Copy every line that mentions the word "JSON".

(Items from a figure collection)
** start **

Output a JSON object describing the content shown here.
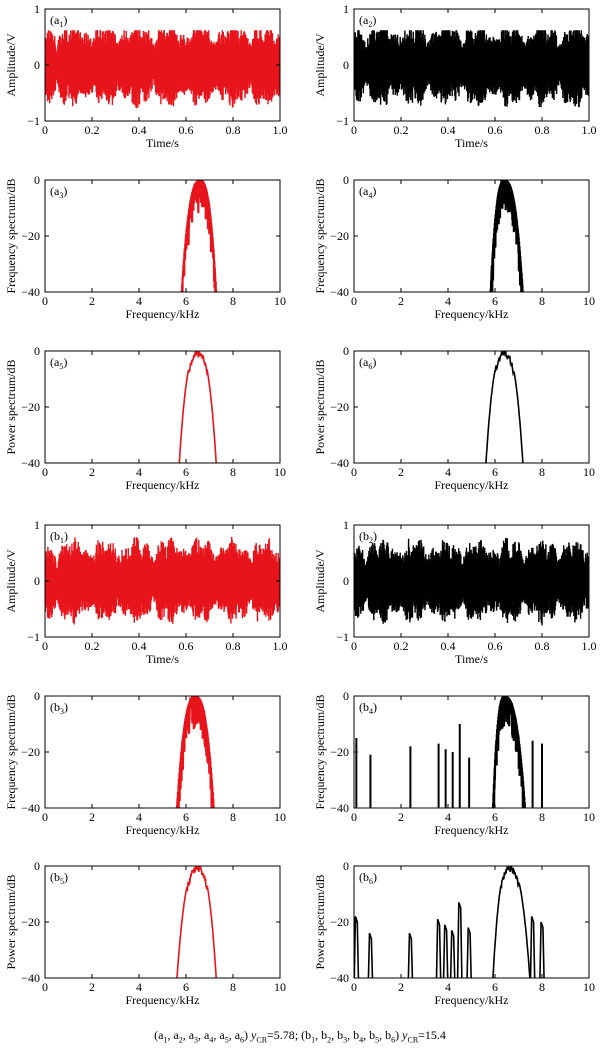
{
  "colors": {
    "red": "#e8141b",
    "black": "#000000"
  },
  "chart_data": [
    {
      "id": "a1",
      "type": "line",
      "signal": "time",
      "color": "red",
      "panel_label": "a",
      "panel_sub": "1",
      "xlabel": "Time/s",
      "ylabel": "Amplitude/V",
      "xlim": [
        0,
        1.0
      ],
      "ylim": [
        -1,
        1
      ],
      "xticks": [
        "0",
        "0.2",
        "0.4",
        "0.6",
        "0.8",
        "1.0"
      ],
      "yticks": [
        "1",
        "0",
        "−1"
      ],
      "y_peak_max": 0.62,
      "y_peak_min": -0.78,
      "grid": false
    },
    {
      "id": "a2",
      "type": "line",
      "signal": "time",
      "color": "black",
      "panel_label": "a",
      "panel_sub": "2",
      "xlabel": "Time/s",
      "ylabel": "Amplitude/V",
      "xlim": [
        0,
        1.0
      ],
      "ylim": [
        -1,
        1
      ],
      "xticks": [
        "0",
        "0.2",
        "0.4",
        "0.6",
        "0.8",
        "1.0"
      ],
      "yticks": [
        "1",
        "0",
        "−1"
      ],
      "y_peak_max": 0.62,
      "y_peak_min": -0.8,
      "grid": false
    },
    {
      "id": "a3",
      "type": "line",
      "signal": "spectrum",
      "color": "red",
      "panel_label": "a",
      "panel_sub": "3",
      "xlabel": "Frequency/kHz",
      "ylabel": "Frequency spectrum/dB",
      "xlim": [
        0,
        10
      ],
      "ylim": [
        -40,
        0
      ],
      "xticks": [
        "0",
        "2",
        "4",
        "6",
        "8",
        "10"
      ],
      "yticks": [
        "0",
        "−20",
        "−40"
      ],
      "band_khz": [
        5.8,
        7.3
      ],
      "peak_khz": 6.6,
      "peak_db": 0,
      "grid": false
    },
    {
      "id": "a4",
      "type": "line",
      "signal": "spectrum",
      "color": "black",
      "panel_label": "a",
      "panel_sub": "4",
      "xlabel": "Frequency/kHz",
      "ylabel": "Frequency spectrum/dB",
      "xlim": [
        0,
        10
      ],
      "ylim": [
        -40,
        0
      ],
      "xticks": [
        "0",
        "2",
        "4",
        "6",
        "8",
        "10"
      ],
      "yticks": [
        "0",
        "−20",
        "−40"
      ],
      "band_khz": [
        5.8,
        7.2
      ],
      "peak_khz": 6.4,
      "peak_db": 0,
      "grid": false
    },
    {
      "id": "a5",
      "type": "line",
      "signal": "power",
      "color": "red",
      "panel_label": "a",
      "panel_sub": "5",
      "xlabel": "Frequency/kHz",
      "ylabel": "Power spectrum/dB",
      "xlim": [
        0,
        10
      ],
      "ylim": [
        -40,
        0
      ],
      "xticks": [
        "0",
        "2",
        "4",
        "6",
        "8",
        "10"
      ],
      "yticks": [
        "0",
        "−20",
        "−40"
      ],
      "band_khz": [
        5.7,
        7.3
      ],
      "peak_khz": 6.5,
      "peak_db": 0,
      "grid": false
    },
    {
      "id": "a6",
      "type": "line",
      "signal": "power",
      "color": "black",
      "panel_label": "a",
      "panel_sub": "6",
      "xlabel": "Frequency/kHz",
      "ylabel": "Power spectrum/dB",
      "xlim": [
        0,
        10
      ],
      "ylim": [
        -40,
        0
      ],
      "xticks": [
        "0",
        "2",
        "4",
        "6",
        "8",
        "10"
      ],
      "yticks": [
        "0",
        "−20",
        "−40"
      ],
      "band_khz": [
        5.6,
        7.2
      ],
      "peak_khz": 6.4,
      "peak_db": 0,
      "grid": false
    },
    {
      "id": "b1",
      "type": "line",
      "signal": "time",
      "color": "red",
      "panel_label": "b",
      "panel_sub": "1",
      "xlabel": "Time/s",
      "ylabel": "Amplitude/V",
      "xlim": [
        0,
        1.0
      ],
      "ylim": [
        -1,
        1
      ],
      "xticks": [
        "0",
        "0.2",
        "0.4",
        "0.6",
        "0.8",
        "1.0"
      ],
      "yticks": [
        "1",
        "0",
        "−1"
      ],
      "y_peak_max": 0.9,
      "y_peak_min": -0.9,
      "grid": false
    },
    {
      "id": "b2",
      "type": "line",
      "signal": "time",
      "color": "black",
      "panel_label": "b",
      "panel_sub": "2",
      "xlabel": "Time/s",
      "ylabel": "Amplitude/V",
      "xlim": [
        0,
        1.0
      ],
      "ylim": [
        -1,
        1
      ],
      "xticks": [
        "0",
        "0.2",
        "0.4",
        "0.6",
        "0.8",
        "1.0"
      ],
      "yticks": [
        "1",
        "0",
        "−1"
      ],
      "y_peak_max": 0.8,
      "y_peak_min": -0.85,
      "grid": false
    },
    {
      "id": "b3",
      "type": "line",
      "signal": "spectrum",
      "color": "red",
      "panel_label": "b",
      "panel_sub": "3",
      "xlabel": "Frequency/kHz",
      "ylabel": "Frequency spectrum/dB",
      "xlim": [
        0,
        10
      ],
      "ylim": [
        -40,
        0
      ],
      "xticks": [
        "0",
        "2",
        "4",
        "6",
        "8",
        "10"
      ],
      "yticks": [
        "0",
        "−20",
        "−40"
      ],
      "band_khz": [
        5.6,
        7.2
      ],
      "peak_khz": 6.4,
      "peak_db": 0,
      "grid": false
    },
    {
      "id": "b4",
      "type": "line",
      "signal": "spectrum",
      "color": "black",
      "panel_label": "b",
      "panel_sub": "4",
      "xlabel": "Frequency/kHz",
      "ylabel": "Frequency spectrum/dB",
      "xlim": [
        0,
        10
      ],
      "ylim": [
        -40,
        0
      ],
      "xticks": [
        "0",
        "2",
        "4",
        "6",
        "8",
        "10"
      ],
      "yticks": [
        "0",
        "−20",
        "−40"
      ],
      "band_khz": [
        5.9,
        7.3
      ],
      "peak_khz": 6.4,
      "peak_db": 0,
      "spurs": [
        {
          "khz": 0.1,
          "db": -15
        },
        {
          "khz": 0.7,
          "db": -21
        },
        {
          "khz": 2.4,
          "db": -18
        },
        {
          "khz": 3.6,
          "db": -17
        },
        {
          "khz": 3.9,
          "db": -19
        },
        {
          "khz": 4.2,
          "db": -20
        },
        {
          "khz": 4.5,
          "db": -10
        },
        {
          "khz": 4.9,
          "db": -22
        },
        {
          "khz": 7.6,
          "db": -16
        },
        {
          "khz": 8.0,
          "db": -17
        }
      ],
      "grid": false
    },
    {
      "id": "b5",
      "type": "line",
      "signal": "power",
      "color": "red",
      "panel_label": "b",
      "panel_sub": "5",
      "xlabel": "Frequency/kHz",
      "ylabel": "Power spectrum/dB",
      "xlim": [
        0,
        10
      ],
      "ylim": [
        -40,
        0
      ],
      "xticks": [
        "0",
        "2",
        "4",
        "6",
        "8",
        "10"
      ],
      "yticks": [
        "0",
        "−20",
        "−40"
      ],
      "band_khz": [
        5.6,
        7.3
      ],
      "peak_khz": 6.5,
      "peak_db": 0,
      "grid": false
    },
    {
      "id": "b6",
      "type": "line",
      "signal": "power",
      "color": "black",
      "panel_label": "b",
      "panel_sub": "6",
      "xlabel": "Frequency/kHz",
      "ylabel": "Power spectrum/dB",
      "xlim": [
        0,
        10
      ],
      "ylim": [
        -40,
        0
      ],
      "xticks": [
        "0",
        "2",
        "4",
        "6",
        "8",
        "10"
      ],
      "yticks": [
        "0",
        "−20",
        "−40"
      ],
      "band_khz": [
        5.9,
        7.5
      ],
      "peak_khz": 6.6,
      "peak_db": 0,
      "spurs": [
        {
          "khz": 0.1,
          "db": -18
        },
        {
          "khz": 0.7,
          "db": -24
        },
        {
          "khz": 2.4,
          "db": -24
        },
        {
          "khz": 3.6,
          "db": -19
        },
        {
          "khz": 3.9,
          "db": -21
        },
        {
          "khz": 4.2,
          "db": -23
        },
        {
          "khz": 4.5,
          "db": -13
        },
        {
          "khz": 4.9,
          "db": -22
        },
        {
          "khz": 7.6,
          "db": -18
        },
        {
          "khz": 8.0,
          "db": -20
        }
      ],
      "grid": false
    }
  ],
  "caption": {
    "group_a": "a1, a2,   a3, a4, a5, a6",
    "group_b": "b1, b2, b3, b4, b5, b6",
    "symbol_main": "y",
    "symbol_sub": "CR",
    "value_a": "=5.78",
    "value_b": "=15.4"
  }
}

** end **
** start **

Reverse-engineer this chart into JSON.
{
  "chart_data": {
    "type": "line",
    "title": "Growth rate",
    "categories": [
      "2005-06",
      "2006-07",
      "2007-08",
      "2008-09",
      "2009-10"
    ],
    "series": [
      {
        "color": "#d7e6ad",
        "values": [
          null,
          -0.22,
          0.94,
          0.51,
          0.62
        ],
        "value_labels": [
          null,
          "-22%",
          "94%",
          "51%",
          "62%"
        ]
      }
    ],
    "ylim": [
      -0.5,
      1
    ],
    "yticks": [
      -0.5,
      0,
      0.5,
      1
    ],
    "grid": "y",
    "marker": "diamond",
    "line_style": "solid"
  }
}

** end **

* [PROBLEM SOLUTION]
Output a JSON object describing the content shown here.
Reverse-engineer this chart into JSON.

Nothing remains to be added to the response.